↓

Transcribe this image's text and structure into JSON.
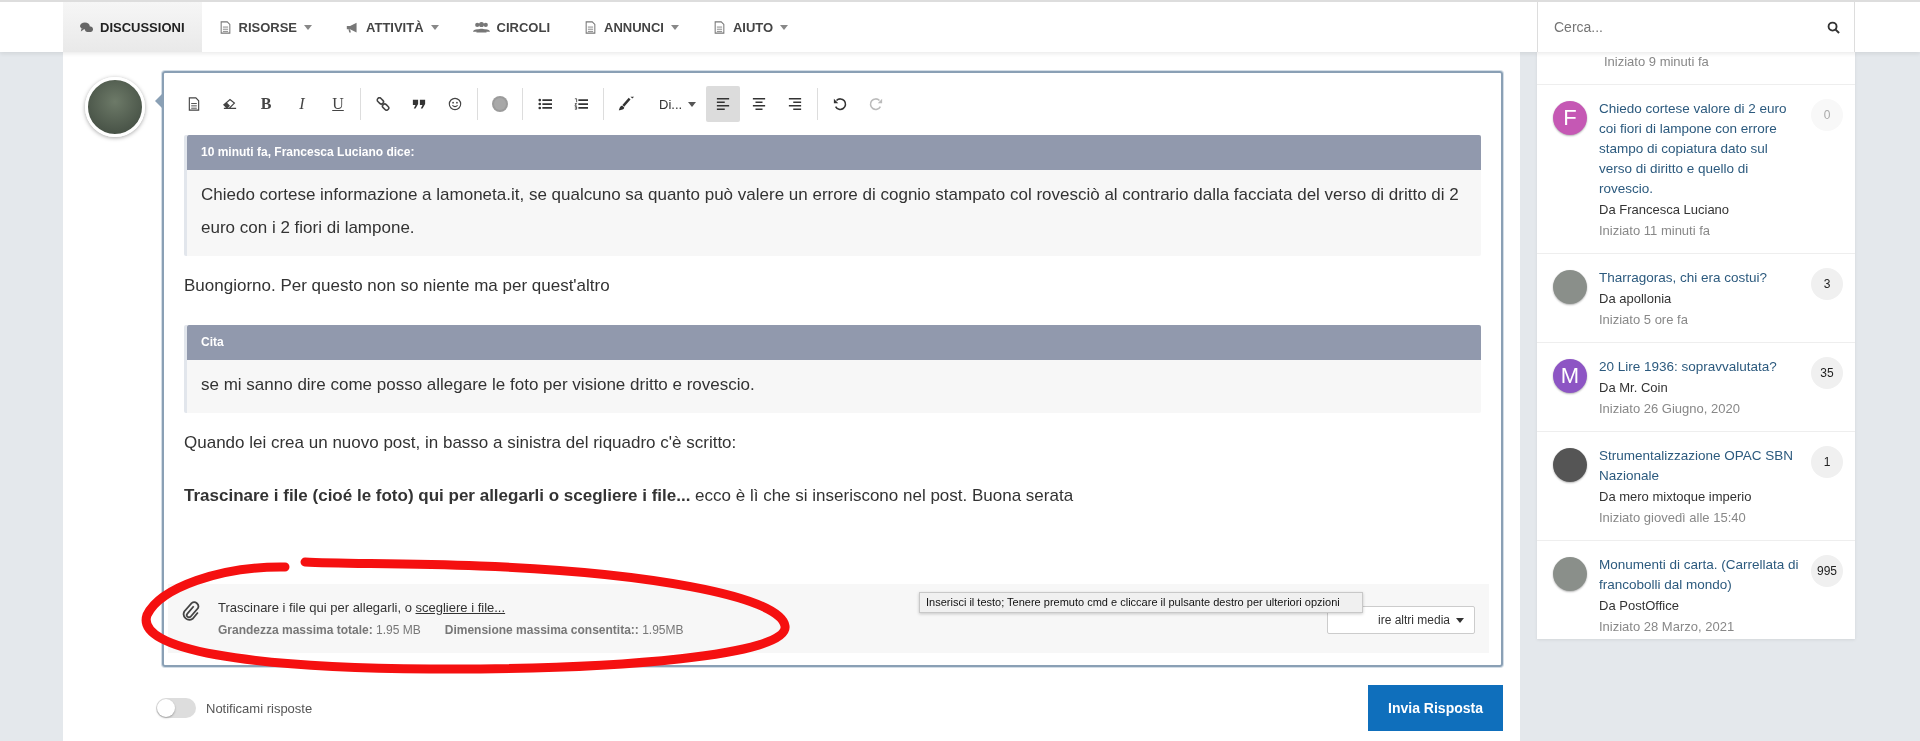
{
  "nav": {
    "items": [
      {
        "label": "DISCUSSIONI",
        "dropdown": false,
        "selected": true
      },
      {
        "label": "RISORSE",
        "dropdown": true,
        "selected": false
      },
      {
        "label": "ATTIVITÀ",
        "dropdown": true,
        "selected": false
      },
      {
        "label": "CIRCOLI",
        "dropdown": false,
        "selected": false
      },
      {
        "label": "ANNUNCI",
        "dropdown": true,
        "selected": false
      },
      {
        "label": "AIUTO",
        "dropdown": true,
        "selected": false
      }
    ]
  },
  "search": {
    "placeholder": "Cerca..."
  },
  "toolbar": {
    "format_letters": [
      "B",
      "I",
      "U"
    ],
    "font_label": "Di...",
    "alignment": [
      {
        "selected": true
      },
      {
        "selected": false
      },
      {
        "selected": false
      }
    ],
    "undo_disabled": false,
    "redo_disabled": true
  },
  "content": [
    {
      "kind": "quote",
      "header": "10 minuti fa, Francesca Luciano dice:",
      "body": "Chiedo cortese informazione a lamoneta.it, se qualcuno sa quanto può valere un errore di cognio stampato col rovesciò al contrario dalla facciata del verso di dritto di 2 euro con i 2 fiori di lampone."
    },
    {
      "kind": "paragraph",
      "text": "Buongiorno. Per questo non so niente ma per quest'altro"
    },
    {
      "kind": "quote",
      "header": "Cita",
      "body": "se mi sanno dire come posso allegare le foto per visione dritto e rovescio."
    },
    {
      "kind": "paragraph",
      "text": "Quando lei crea un nuovo post, in basso a sinistra del riquadro c'è scritto:"
    },
    {
      "kind": "paragraph",
      "text": "**Trascinare i file (cioé le foto) qui per allegarli o scegliere i file...**  ecco è lì che si inseriscono nel post. Buona serata"
    }
  ],
  "attachments": {
    "instruction": "Trascinare i file qui per allegarli, o ",
    "link": "scegliere i file...",
    "limits": [
      "**Grandezza massima totale:** 1.95 MB",
      "**Dimensione massima consentita::** 1.95MB"
    ],
    "media_button": "ire altri media",
    "tooltip": "Inserisci il testo; Tenere premuto cmd e cliccare il pulsante destro per ulteriori opzioni"
  },
  "notify": {
    "label": "Notificami risposte",
    "on": false
  },
  "submit": "Invia Risposta",
  "sidebar": {
    "partial_date": "Iniziato 9 minuti fa",
    "topics": [
      {
        "avatar": {
          "kind": "letter",
          "letter": "F",
          "color": "#c558b4"
        },
        "title": "Chiedo cortese valore di 2 euro coi fiori di lampone con errore stampo di copiatura dato sul verso di diritto e quello di rovescio.",
        "author": "Da Francesca Luciano",
        "date": "Iniziato 11 minuti fa",
        "count": "0",
        "dimmed": true
      },
      {
        "avatar": {
          "kind": "photo"
        },
        "title": "Tharragoras, chi era costui?",
        "author": "Da apollonia",
        "date": "Iniziato 5 ore fa",
        "count": "3",
        "dimmed": false
      },
      {
        "avatar": {
          "kind": "letter",
          "letter": "M",
          "color": "#8d55c4"
        },
        "title": "20 Lire 1936: sopravvalutata?",
        "author": "Da Mr. Coin",
        "date": "Iniziato 26 Giugno, 2020",
        "count": "35",
        "dimmed": false
      },
      {
        "avatar": {
          "kind": "photo"
        },
        "title": "Strumentalizzazione OPAC SBN Nazionale",
        "author": "Da mero mixtoque imperio",
        "date": "Iniziato giovedì alle 15:40",
        "count": "1",
        "dimmed": false
      },
      {
        "avatar": {
          "kind": "photo"
        },
        "title": "Monumenti di carta. (Carrellata di francobolli dal mondo)",
        "author": "Da PostOffice",
        "date": "Iniziato 28 Marzo, 2021",
        "count": "995",
        "dimmed": false
      }
    ]
  }
}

↑

What is required:
Copy each line of the records above that carries the word "rovescio".

The output:
      "body": "se mi sanno dire come posso allegare le foto per visione dritto e rovescio."
        "title": "Chiedo cortese valore di 2 euro coi fiori di lampone con errore stampo di copiatura dato sul verso di diritto e quello di rovescio.",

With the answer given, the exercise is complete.